What to do |
Scan the entries below. List each line with "marker".

------------------------------------------------------------------------

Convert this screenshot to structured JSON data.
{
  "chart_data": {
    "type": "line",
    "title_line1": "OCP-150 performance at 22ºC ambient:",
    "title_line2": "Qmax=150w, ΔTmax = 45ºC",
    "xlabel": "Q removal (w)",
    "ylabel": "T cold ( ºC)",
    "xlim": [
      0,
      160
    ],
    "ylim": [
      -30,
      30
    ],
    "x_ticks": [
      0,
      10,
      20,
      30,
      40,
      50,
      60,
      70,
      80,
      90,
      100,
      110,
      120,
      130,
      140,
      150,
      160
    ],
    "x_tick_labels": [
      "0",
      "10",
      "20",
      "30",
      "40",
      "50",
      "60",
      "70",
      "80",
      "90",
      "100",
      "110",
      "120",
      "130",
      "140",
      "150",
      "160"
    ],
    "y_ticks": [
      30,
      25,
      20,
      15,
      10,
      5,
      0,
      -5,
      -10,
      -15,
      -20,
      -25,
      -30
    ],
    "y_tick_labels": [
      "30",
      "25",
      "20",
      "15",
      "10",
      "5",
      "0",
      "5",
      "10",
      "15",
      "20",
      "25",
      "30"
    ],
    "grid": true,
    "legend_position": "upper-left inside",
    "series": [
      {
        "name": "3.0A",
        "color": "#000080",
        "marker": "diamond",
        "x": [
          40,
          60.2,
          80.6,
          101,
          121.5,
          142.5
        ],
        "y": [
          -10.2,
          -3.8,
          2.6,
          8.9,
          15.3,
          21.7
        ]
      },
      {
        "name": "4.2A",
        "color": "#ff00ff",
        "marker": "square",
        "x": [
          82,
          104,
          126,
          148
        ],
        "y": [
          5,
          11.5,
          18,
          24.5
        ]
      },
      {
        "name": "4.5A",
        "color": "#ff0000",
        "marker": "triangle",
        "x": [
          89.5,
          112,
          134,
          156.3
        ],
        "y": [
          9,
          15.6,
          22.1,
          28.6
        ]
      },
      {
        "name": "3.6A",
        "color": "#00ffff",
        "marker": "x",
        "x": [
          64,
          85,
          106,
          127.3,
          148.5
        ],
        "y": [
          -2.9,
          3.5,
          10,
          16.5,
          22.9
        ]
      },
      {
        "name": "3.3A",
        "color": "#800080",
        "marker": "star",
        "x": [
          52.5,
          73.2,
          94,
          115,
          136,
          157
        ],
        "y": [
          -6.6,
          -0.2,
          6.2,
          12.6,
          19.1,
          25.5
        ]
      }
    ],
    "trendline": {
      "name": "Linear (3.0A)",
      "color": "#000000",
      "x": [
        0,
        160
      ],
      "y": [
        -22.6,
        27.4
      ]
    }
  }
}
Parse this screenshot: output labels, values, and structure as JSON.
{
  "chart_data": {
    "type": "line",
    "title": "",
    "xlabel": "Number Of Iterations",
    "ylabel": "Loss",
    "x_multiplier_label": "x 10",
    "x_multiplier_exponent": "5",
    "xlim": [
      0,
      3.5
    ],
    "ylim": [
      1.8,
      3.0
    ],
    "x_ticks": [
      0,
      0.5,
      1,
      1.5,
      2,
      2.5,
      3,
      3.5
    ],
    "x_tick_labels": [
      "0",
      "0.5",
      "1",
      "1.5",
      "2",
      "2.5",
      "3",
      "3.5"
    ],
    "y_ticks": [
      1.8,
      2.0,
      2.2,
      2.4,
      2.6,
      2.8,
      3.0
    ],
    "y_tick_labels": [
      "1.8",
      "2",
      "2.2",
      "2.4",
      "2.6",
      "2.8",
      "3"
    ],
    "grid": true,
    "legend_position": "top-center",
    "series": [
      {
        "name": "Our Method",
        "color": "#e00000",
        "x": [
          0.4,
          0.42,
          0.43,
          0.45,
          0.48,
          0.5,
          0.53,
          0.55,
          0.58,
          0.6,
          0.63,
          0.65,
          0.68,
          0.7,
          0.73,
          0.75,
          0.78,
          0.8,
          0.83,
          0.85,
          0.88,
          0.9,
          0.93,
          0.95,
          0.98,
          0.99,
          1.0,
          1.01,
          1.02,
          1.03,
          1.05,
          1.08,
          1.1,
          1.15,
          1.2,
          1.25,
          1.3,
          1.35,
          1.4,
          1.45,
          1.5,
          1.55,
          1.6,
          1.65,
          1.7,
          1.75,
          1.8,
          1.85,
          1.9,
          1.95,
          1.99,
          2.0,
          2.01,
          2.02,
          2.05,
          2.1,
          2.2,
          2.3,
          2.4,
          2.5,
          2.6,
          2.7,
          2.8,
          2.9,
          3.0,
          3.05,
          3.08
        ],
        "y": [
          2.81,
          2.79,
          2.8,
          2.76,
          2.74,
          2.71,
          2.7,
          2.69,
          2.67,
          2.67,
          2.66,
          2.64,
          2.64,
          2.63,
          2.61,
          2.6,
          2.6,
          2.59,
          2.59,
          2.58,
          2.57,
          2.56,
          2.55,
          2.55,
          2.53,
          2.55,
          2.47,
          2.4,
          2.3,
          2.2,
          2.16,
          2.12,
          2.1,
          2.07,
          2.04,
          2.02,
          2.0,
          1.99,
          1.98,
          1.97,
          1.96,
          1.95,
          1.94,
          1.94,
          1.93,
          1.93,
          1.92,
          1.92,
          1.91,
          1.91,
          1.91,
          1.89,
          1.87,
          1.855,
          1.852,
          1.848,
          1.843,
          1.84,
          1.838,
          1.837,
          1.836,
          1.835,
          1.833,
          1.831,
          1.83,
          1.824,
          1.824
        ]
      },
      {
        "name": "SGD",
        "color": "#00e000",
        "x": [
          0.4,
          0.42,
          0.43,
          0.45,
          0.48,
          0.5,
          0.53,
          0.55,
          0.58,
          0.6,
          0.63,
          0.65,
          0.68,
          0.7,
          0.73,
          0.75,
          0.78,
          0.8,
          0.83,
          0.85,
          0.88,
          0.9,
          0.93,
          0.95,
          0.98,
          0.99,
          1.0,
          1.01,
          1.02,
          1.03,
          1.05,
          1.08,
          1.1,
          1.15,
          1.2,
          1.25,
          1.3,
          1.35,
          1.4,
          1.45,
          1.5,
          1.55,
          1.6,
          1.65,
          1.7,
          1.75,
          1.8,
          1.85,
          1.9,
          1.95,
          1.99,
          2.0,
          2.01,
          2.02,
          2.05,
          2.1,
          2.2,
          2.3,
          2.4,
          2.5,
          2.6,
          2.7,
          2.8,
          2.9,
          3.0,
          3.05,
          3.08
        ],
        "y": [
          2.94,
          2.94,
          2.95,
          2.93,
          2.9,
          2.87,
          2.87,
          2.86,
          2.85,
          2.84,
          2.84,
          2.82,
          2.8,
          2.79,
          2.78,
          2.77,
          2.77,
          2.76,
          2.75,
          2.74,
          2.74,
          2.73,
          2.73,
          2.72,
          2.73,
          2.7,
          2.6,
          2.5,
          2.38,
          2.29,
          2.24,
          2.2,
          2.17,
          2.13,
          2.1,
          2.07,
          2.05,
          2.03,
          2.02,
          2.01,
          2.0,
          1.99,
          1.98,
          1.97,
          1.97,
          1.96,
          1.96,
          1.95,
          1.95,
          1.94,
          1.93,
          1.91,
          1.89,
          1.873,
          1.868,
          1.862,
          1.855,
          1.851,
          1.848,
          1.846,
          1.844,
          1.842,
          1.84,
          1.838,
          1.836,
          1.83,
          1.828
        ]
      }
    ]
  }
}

------------------------------------------------------------------------

Solution |
        "marker": "diamond",
        "marker": "square",
        "marker": "triangle",
        "marker": "x",
        "marker": "star",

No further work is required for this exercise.